[Figure content listings]
◆ ◆ ◆

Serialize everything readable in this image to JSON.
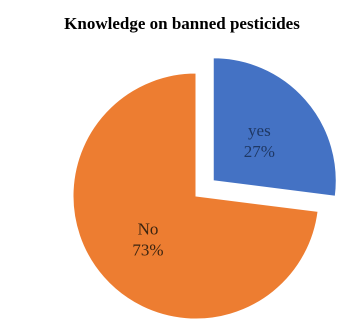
{
  "chart_data": {
    "type": "pie",
    "title": "Knowledge on banned pesticides",
    "slices": [
      {
        "label": "yes",
        "value": 27,
        "value_label": "27%",
        "color": "#4472C4",
        "exploded": true
      },
      {
        "label": "No",
        "value": 73,
        "value_label": "73%",
        "color": "#ED7D31",
        "exploded": false
      }
    ],
    "label_colors": {
      "yes": "#1F3864",
      "No": "#3b2410"
    },
    "start_angle_degrees": 0,
    "direction": "clockwise",
    "legend": "none"
  }
}
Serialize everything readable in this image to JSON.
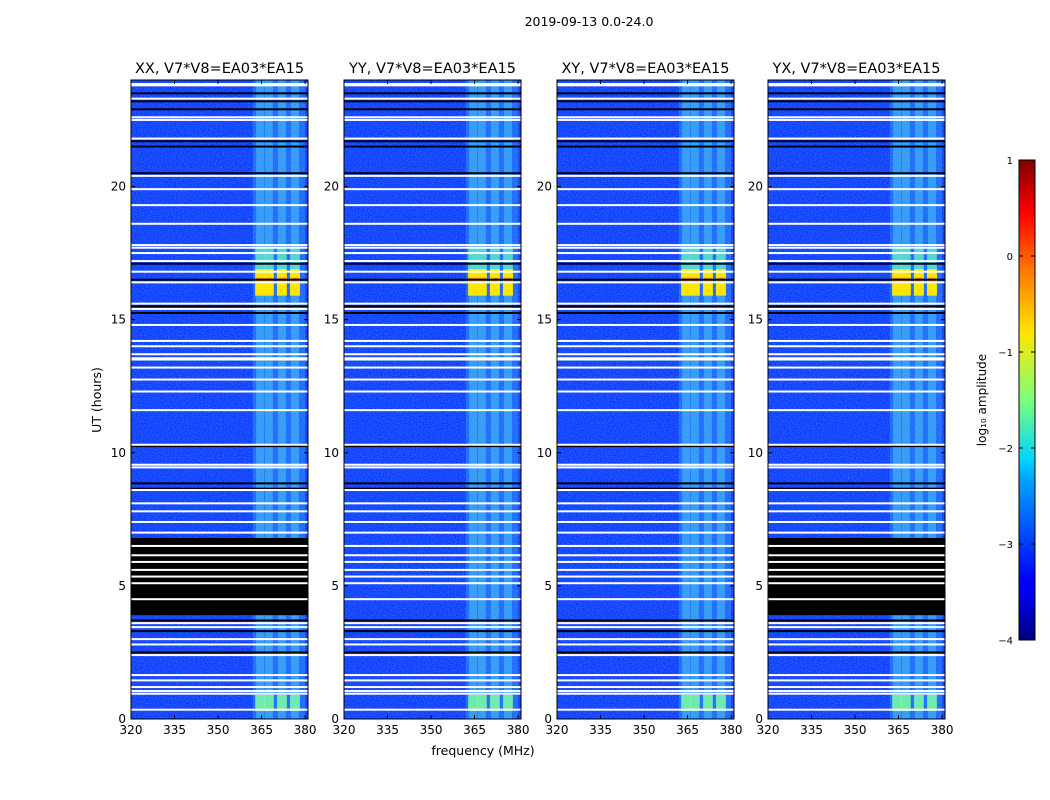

◆ ◆ ◆

**SHORT PROBLEM**.
Write out each entry exactly as given, but skip the pictures.

**EXERCISE SOLUTION**.
Serialize everything readable in this image to JSON.
{
  "chart_data": {
    "type": "pie",
    "title": "Knowledge on banned pesticides",
    "slices": [
      {
        "label": "yes",
        "value": 27,
        "value_label": "27%",
        "color": "#4472C4",
        "exploded": true
      },
      {
        "label": "No",
        "value": 73,
        "value_label": "73%",
        "color": "#ED7D31",
        "exploded": false
      }
    ],
    "label_colors": {
      "yes": "#1F3864",
      "No": "#3b2410"
    },
    "start_angle_degrees": 0,
    "direction": "clockwise",
    "legend": "none"
  }
}
Serialize everything readable in this image to JSON.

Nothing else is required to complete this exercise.